**Problem**:
An exact copy of all the data is required, with pictures left out.
[Begin Data entries]
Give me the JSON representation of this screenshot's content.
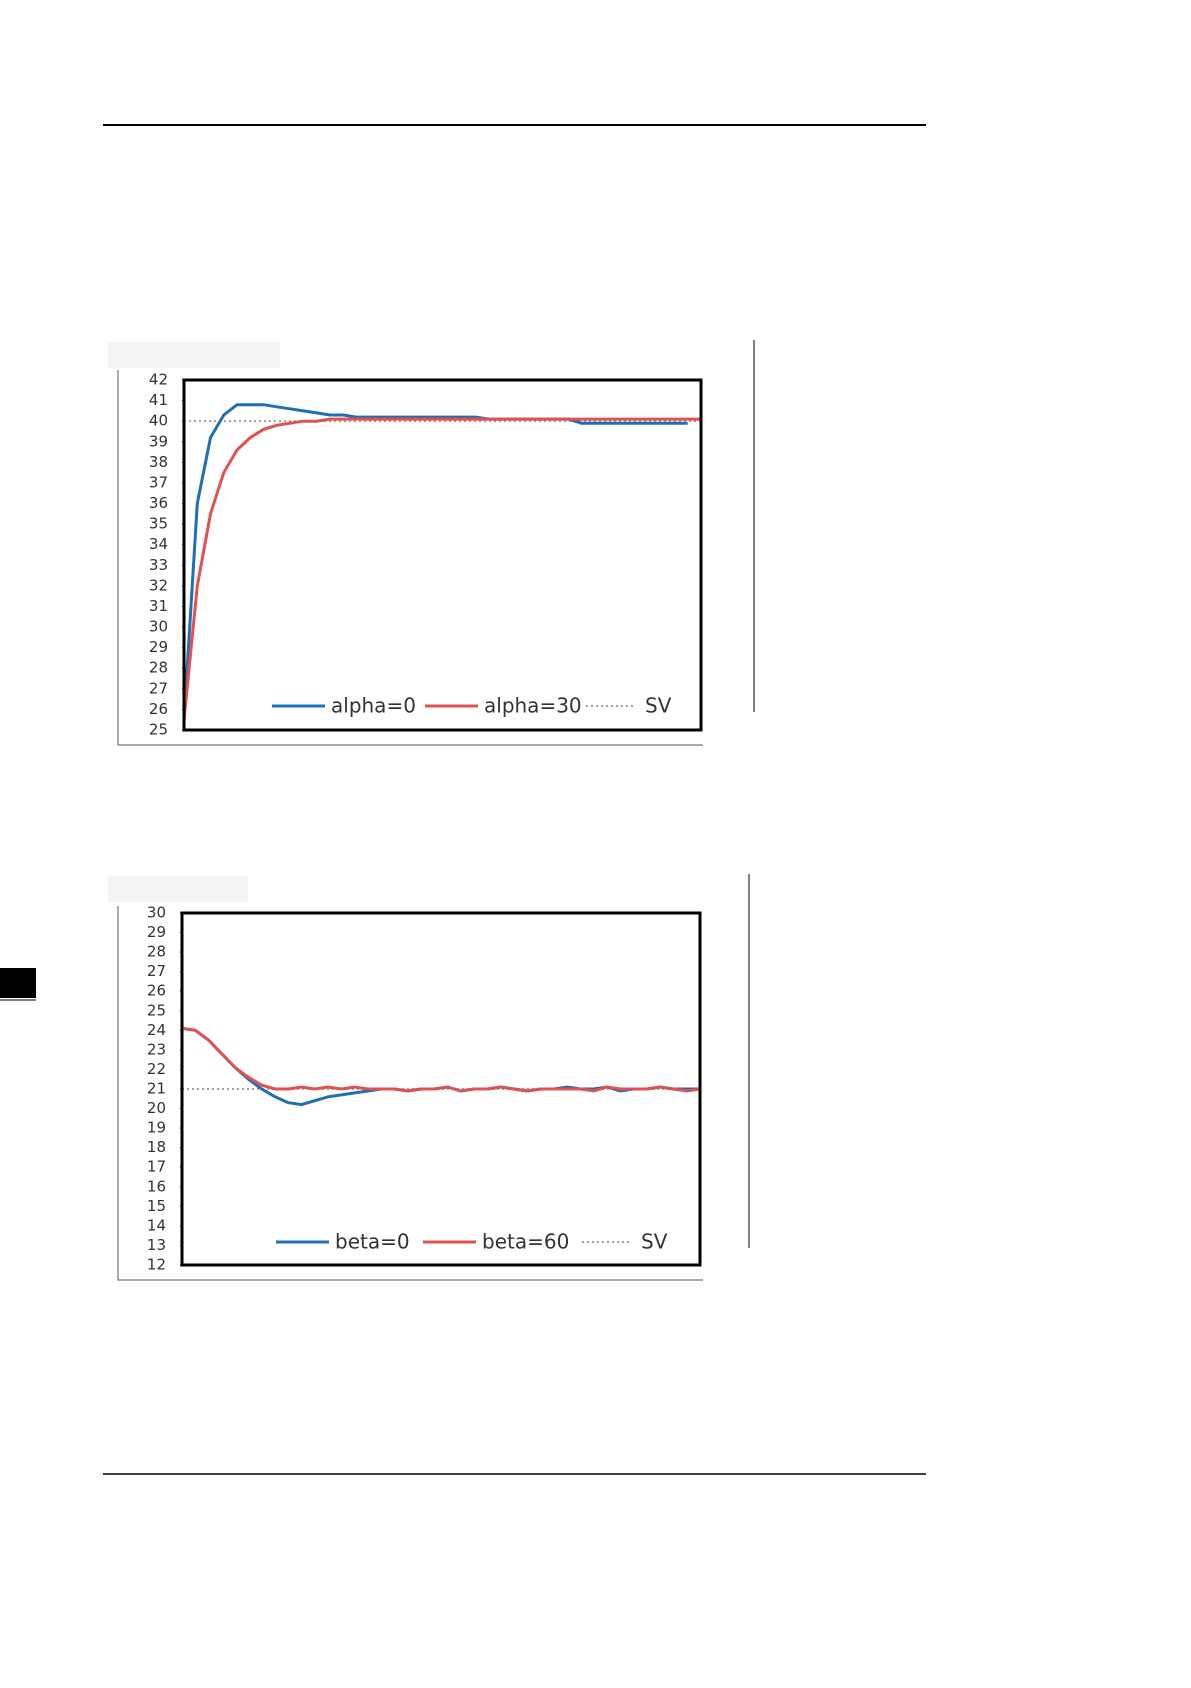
{
  "chart_data": [
    {
      "type": "line",
      "ylim": [
        25,
        42
      ],
      "yticks": [
        25,
        26,
        27,
        28,
        29,
        30,
        31,
        32,
        33,
        34,
        35,
        36,
        37,
        38,
        39,
        40,
        41,
        42
      ],
      "series": [
        {
          "name": "alpha=0",
          "color": "#1f6fb2",
          "values": [
            25.5,
            36,
            39.2,
            40.3,
            40.8,
            40.8,
            40.8,
            40.7,
            40.6,
            40.5,
            40.4,
            40.3,
            40.3,
            40.2,
            40.2,
            40.2,
            40.2,
            40.2,
            40.2,
            40.2,
            40.2,
            40.2,
            40.2,
            40.1,
            40.1,
            40.1,
            40.1,
            40.1,
            40.1,
            40.1,
            39.9,
            39.9,
            39.9,
            39.9,
            39.9,
            39.9,
            39.9,
            39.9,
            39.9,
            null
          ]
        },
        {
          "name": "alpha=30",
          "color": "#e05252",
          "values": [
            25.5,
            32,
            35.5,
            37.5,
            38.6,
            39.2,
            39.6,
            39.8,
            39.9,
            40,
            40,
            40.1,
            40.1,
            40.1,
            40.1,
            40.1,
            40.1,
            40.1,
            40.1,
            40.1,
            40.1,
            40.1,
            40.1,
            40.1,
            40.1,
            40.1,
            40.1,
            40.1,
            40.1,
            40.1,
            40.1,
            40.1,
            40.1,
            40.1,
            40.1,
            40.1,
            40.1,
            40.1,
            40.1,
            40.1
          ]
        }
      ],
      "reference": {
        "name": "SV",
        "value": 40,
        "color": "#a0a0a0"
      }
    },
    {
      "type": "line",
      "ylim": [
        12,
        30
      ],
      "yticks": [
        12,
        13,
        14,
        15,
        16,
        17,
        18,
        19,
        20,
        21,
        22,
        23,
        24,
        25,
        26,
        27,
        28,
        29,
        30
      ],
      "series": [
        {
          "name": "beta=0",
          "color": "#1f6fb2",
          "values": [
            24.1,
            24,
            23.5,
            22.8,
            22.1,
            21.5,
            21,
            20.6,
            20.3,
            20.2,
            20.4,
            20.6,
            20.7,
            20.8,
            20.9,
            21,
            21,
            20.9,
            21,
            21,
            21.1,
            20.9,
            21,
            21,
            21.1,
            21,
            20.9,
            21,
            21,
            21.1,
            21,
            21,
            21.1,
            20.9,
            21,
            21,
            21.1,
            21,
            21,
            21
          ]
        },
        {
          "name": "beta=60",
          "color": "#e05252",
          "values": [
            24.1,
            24,
            23.5,
            22.8,
            22.1,
            21.6,
            21.2,
            21,
            21,
            21.1,
            21,
            21.1,
            21,
            21.1,
            21,
            21,
            21,
            20.9,
            21,
            21,
            21.1,
            20.9,
            21,
            21,
            21.1,
            21,
            20.9,
            21,
            21,
            21,
            21,
            20.9,
            21.1,
            21,
            21,
            21,
            21.1,
            21,
            20.9,
            21
          ]
        }
      ],
      "reference": {
        "name": "SV",
        "value": 21,
        "color": "#a0a0a0"
      }
    }
  ]
}
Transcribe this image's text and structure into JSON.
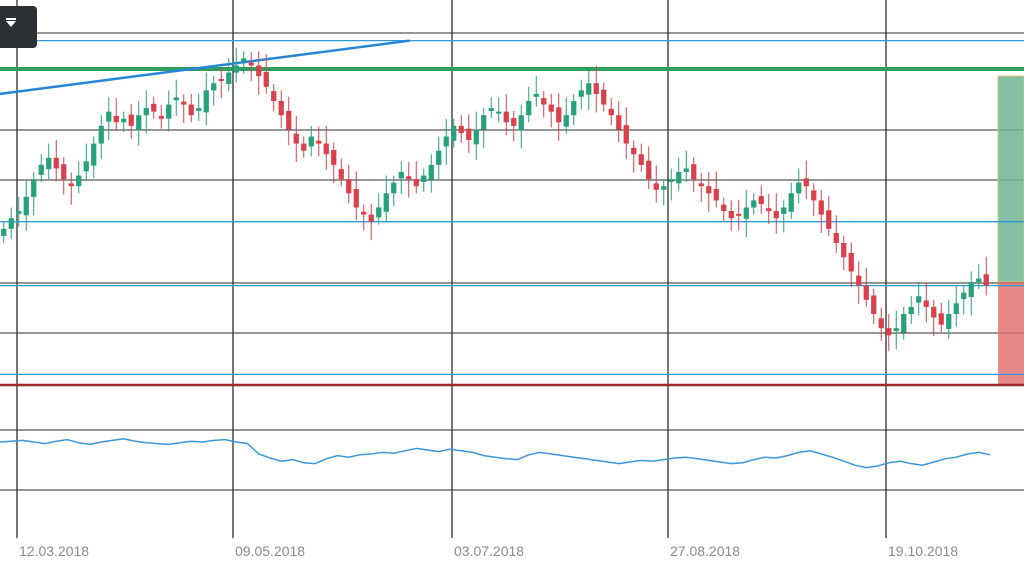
[End Data entries]
**Solved problem**:
Give me the JSON representation of this screenshot's content.
{
  "chart_data": [
    {
      "type": "line",
      "ylim": [
        25,
        42
      ],
      "yticks": [
        25,
        26,
        27,
        28,
        29,
        30,
        31,
        32,
        33,
        34,
        35,
        36,
        37,
        38,
        39,
        40,
        41,
        42
      ],
      "series": [
        {
          "name": "alpha=0",
          "color": "#1f6fb2",
          "values": [
            25.5,
            36,
            39.2,
            40.3,
            40.8,
            40.8,
            40.8,
            40.7,
            40.6,
            40.5,
            40.4,
            40.3,
            40.3,
            40.2,
            40.2,
            40.2,
            40.2,
            40.2,
            40.2,
            40.2,
            40.2,
            40.2,
            40.2,
            40.1,
            40.1,
            40.1,
            40.1,
            40.1,
            40.1,
            40.1,
            39.9,
            39.9,
            39.9,
            39.9,
            39.9,
            39.9,
            39.9,
            39.9,
            39.9,
            null
          ]
        },
        {
          "name": "alpha=30",
          "color": "#e05252",
          "values": [
            25.5,
            32,
            35.5,
            37.5,
            38.6,
            39.2,
            39.6,
            39.8,
            39.9,
            40,
            40,
            40.1,
            40.1,
            40.1,
            40.1,
            40.1,
            40.1,
            40.1,
            40.1,
            40.1,
            40.1,
            40.1,
            40.1,
            40.1,
            40.1,
            40.1,
            40.1,
            40.1,
            40.1,
            40.1,
            40.1,
            40.1,
            40.1,
            40.1,
            40.1,
            40.1,
            40.1,
            40.1,
            40.1,
            40.1
          ]
        }
      ],
      "reference": {
        "name": "SV",
        "value": 40,
        "color": "#a0a0a0"
      }
    },
    {
      "type": "line",
      "ylim": [
        12,
        30
      ],
      "yticks": [
        12,
        13,
        14,
        15,
        16,
        17,
        18,
        19,
        20,
        21,
        22,
        23,
        24,
        25,
        26,
        27,
        28,
        29,
        30
      ],
      "series": [
        {
          "name": "beta=0",
          "color": "#1f6fb2",
          "values": [
            24.1,
            24,
            23.5,
            22.8,
            22.1,
            21.5,
            21,
            20.6,
            20.3,
            20.2,
            20.4,
            20.6,
            20.7,
            20.8,
            20.9,
            21,
            21,
            20.9,
            21,
            21,
            21.1,
            20.9,
            21,
            21,
            21.1,
            21,
            20.9,
            21,
            21,
            21.1,
            21,
            21,
            21.1,
            20.9,
            21,
            21,
            21.1,
            21,
            21,
            21
          ]
        },
        {
          "name": "beta=60",
          "color": "#e05252",
          "values": [
            24.1,
            24,
            23.5,
            22.8,
            22.1,
            21.6,
            21.2,
            21,
            21,
            21.1,
            21,
            21.1,
            21,
            21.1,
            21,
            21,
            21,
            20.9,
            21,
            21,
            21.1,
            20.9,
            21,
            21,
            21.1,
            21,
            20.9,
            21,
            21,
            21,
            21,
            20.9,
            21.1,
            21,
            21,
            21,
            21.1,
            21,
            20.9,
            21
          ]
        }
      ],
      "reference": {
        "name": "SV",
        "value": 21,
        "color": "#a0a0a0"
      }
    }
  ]
}
Transcribe this image's text and structure into JSON.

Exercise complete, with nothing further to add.